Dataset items
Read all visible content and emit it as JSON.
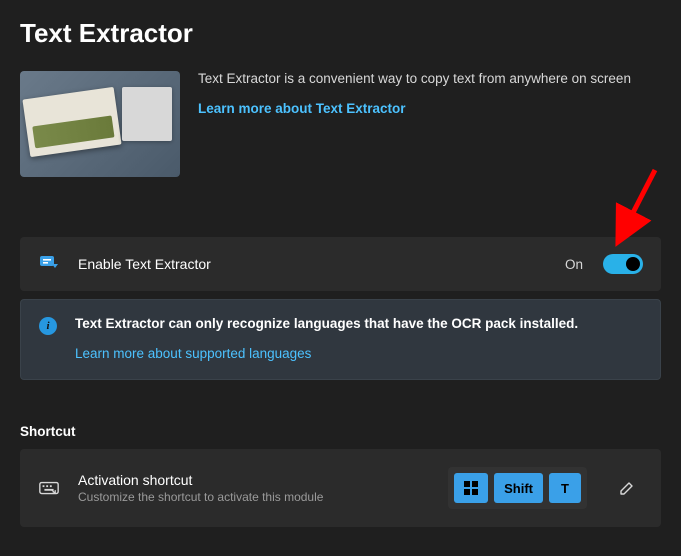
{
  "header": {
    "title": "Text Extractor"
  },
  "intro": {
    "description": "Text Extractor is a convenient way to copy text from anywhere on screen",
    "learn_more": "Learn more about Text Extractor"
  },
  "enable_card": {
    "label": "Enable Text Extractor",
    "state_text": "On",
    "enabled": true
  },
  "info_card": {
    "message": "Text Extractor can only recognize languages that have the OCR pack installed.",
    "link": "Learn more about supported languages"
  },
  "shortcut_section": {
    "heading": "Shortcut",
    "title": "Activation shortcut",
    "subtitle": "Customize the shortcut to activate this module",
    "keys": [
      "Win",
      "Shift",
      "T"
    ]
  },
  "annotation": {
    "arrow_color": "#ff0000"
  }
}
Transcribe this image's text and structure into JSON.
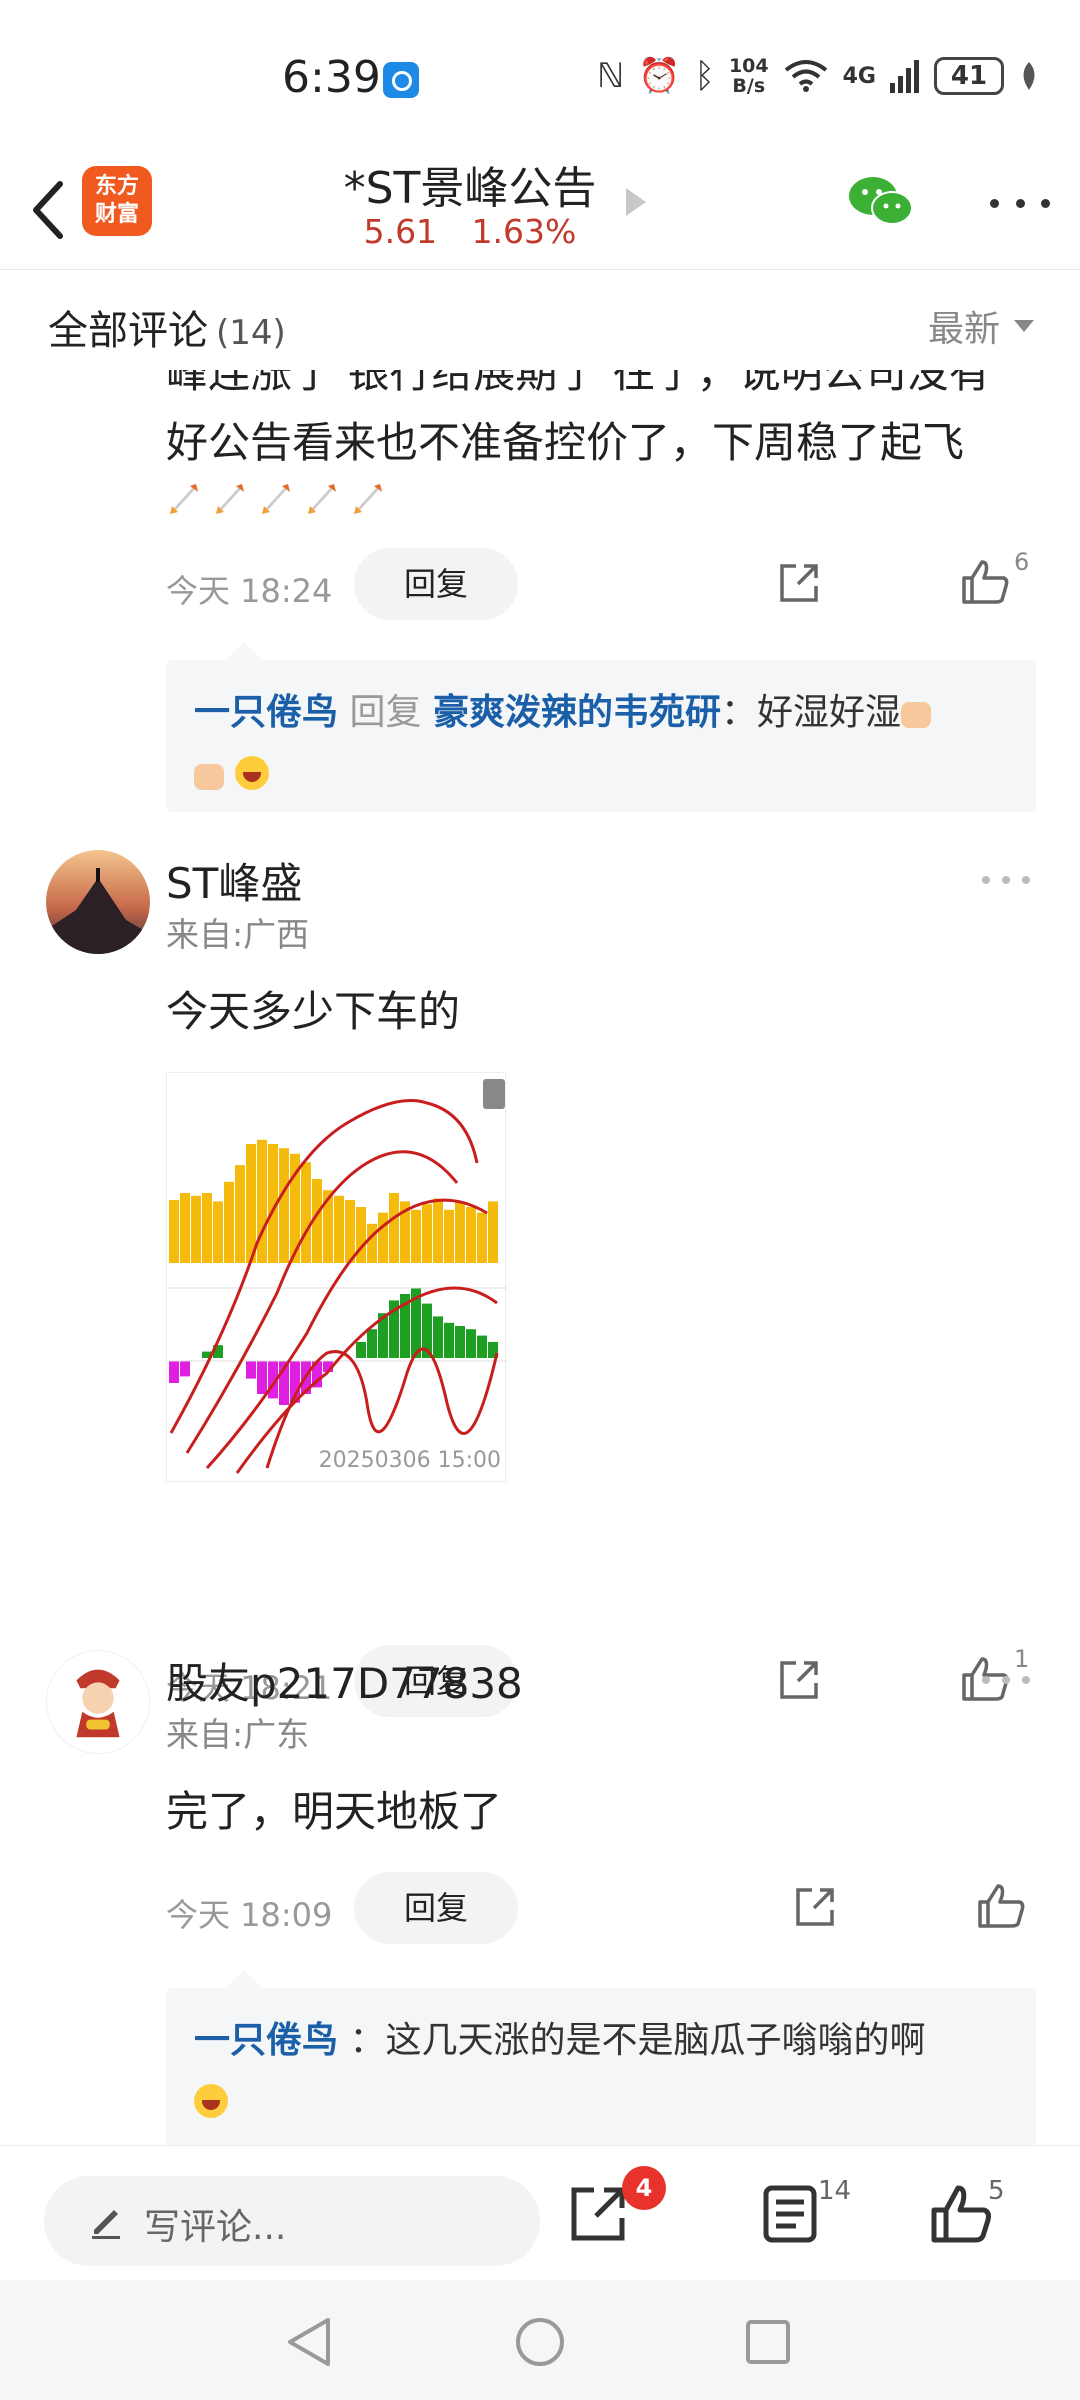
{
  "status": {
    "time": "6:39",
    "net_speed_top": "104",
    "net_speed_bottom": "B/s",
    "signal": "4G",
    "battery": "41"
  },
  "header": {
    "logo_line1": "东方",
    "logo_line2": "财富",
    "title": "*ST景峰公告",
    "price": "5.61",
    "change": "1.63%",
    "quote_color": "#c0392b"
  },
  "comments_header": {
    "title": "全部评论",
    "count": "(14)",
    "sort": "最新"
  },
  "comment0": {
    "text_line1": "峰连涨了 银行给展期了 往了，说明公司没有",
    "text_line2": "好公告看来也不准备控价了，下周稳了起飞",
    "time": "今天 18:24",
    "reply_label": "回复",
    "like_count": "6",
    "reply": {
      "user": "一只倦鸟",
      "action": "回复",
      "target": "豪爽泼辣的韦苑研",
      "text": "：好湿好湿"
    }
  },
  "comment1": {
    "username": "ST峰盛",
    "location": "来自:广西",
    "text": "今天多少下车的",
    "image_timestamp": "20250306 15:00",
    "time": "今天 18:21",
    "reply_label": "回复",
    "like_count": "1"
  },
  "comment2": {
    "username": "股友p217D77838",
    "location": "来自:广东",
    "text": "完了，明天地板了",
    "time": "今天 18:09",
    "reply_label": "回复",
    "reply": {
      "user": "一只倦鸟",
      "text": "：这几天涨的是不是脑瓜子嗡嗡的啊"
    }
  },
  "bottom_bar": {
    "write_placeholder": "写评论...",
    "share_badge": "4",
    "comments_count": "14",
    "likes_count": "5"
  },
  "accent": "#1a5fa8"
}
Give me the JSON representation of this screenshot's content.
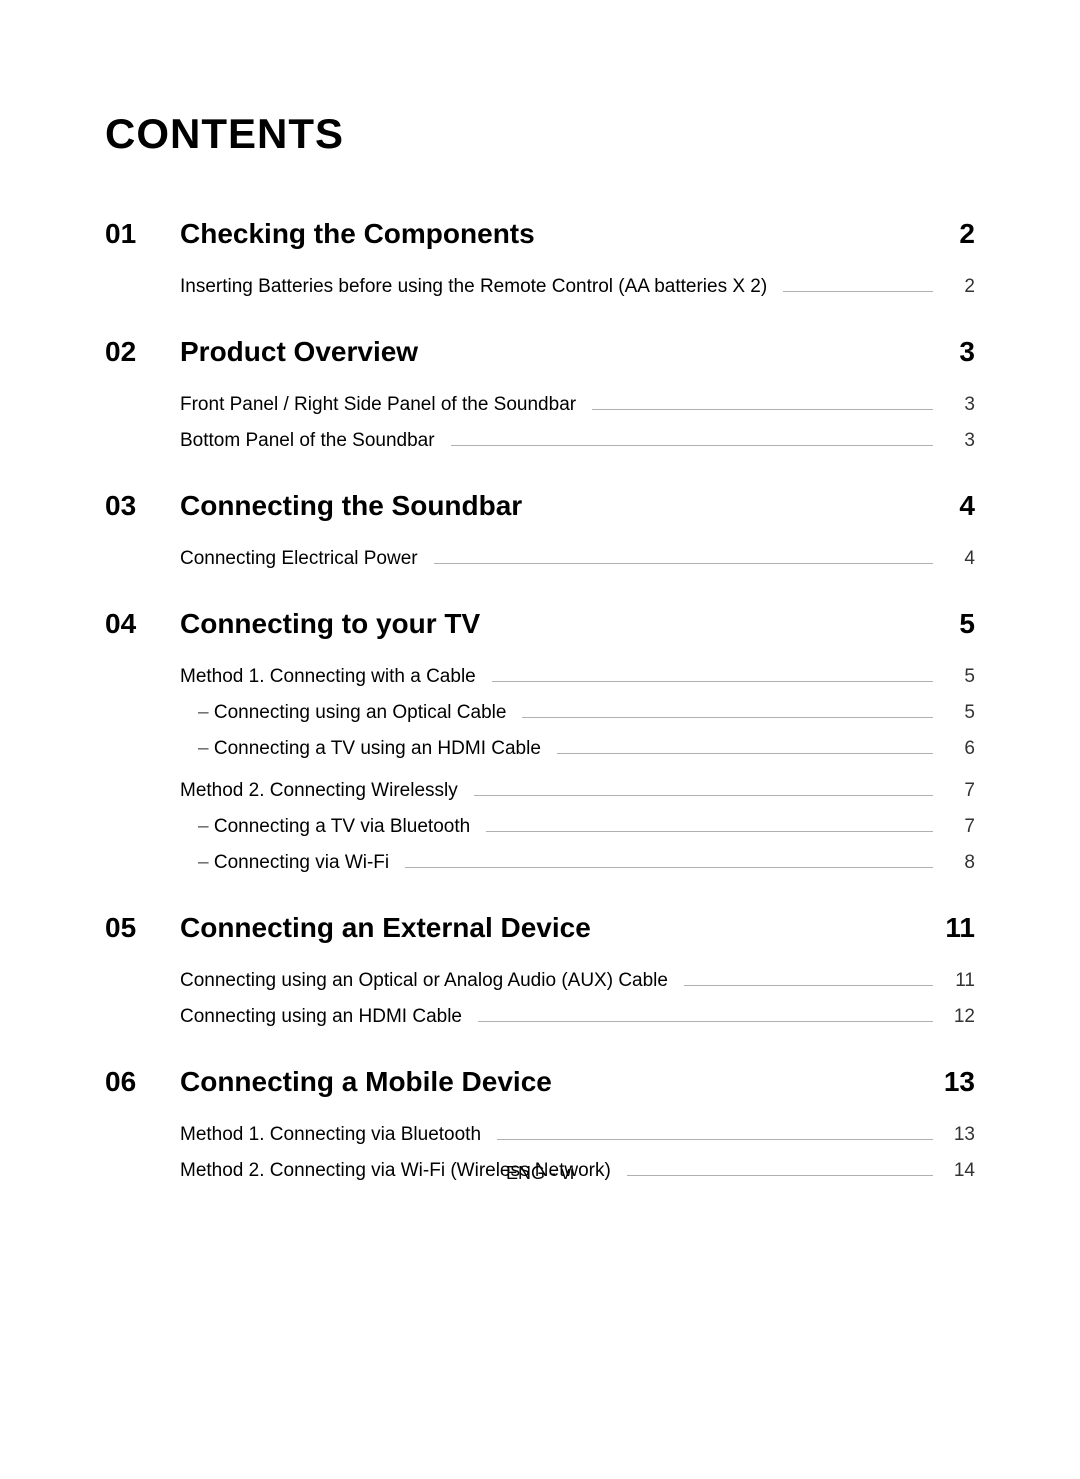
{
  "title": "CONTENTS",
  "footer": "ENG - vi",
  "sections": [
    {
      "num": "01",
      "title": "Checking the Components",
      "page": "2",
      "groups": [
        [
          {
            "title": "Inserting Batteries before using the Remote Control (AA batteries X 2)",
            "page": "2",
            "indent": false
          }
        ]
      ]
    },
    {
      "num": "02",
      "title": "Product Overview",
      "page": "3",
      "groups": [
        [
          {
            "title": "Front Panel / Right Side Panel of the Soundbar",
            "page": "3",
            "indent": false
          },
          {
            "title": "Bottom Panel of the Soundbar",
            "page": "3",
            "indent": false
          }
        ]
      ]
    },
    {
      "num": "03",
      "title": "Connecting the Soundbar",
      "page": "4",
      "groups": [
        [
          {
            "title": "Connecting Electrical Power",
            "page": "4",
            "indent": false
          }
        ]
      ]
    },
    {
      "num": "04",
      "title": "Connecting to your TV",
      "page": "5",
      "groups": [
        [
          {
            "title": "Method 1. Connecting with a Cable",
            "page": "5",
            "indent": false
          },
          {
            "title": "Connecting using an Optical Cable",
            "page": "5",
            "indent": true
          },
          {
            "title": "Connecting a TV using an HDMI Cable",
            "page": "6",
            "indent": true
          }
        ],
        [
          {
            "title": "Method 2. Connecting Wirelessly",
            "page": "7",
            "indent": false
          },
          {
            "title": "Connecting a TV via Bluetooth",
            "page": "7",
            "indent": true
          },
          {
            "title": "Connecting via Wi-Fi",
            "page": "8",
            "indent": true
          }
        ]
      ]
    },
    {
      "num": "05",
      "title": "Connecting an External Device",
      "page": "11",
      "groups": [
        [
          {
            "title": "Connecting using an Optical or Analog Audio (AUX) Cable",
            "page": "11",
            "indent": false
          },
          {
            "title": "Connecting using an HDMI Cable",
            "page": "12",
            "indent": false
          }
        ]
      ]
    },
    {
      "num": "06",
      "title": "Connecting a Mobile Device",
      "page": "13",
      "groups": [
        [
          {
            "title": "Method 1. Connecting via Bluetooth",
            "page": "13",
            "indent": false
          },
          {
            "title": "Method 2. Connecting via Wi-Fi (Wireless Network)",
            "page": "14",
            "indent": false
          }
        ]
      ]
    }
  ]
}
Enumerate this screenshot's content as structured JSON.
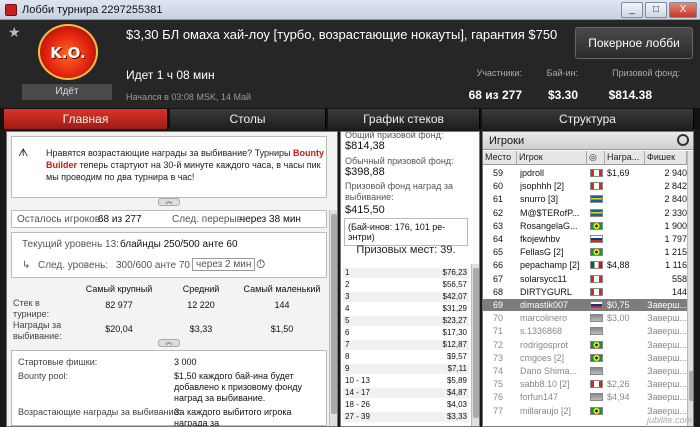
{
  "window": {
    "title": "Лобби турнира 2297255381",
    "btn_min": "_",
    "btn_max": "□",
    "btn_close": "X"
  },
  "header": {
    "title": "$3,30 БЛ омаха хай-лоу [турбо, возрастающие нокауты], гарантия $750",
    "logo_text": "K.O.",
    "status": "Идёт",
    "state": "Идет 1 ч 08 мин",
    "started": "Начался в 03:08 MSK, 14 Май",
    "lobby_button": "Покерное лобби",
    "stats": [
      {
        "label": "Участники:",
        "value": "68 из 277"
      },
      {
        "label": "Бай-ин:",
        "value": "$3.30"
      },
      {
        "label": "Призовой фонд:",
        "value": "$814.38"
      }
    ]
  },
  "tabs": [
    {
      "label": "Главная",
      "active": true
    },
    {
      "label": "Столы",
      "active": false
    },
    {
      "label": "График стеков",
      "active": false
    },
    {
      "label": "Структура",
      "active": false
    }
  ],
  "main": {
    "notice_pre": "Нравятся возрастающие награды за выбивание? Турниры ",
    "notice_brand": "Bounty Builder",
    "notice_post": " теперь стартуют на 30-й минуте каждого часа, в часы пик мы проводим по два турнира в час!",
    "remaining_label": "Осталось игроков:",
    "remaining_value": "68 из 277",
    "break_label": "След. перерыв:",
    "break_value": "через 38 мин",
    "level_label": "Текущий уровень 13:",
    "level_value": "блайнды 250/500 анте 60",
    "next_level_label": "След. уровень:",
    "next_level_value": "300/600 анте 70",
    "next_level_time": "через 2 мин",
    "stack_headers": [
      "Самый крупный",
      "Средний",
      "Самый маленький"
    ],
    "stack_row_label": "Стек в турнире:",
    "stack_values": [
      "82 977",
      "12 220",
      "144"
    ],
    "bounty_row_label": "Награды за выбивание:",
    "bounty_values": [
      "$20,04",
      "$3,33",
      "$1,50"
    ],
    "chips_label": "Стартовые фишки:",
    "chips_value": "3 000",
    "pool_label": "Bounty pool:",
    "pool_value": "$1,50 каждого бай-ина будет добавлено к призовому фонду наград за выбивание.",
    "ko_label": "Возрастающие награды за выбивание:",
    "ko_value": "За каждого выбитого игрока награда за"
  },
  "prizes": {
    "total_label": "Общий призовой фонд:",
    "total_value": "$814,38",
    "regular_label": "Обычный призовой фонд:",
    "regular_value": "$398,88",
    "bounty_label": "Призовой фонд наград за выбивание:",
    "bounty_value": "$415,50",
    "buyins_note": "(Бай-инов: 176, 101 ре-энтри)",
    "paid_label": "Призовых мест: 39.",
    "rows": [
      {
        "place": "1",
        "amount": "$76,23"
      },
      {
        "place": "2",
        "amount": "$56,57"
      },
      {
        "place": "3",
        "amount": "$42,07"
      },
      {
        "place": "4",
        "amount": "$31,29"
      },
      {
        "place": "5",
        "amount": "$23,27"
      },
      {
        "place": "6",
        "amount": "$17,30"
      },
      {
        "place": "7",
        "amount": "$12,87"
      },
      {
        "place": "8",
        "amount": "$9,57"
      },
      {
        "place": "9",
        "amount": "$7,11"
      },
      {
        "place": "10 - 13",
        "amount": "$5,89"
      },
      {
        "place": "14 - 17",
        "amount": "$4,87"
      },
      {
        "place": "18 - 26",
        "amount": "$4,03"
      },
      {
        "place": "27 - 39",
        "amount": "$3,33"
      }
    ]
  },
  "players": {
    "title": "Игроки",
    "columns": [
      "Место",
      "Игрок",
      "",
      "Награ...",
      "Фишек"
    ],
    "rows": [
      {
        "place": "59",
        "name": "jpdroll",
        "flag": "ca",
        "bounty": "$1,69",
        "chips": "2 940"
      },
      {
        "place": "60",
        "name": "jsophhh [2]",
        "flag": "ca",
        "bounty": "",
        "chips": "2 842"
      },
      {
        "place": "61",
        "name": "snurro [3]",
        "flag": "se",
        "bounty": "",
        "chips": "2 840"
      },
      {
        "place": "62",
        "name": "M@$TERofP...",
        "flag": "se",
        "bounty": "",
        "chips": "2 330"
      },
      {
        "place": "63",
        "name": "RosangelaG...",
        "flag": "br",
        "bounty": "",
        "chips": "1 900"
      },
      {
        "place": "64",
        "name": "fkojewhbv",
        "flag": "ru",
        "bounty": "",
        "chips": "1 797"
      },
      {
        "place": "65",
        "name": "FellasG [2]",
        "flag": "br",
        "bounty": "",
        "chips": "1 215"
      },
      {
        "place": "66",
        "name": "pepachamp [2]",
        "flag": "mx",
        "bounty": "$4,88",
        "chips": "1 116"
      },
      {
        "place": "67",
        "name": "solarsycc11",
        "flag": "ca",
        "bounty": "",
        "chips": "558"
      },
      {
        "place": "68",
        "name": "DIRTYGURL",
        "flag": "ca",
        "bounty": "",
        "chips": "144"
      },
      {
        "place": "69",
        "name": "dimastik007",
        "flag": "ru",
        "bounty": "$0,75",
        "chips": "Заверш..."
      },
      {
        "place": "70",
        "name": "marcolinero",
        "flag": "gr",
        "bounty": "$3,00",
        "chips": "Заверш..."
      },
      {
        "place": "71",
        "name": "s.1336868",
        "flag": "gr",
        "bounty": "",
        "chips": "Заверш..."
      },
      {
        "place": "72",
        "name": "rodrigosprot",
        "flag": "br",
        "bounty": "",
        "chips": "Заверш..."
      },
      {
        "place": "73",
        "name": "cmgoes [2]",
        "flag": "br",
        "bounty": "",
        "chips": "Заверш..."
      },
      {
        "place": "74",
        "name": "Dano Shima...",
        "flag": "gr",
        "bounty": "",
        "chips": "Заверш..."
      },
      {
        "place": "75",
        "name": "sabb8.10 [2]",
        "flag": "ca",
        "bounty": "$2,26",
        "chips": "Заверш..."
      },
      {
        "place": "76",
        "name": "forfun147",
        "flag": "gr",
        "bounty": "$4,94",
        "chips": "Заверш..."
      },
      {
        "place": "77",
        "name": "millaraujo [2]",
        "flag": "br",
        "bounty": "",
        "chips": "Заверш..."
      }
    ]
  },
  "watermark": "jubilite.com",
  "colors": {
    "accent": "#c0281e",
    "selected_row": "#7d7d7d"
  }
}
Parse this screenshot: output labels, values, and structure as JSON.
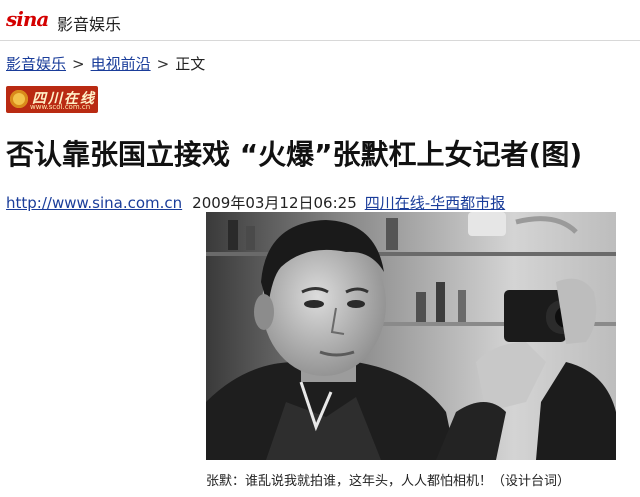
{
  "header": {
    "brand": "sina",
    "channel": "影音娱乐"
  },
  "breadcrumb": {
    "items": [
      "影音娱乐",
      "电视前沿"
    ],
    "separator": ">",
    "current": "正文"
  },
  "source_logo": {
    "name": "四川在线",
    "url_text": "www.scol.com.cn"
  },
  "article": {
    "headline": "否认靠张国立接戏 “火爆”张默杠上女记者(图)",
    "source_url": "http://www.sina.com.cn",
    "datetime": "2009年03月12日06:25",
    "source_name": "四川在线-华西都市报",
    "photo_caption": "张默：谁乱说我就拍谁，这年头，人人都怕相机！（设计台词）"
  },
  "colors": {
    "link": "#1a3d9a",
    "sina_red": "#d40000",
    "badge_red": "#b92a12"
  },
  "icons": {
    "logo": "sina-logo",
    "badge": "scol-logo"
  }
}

*Exercise brief:*
Copy every line above in which the string "турнира" shows up.

*Expected answer:*
    "title": "Лобби турнира 2297255381",
    "notice_post": " теперь стартуют на 30-й минуте каждого часа, в часы пик мы проводим по два турнира в час!",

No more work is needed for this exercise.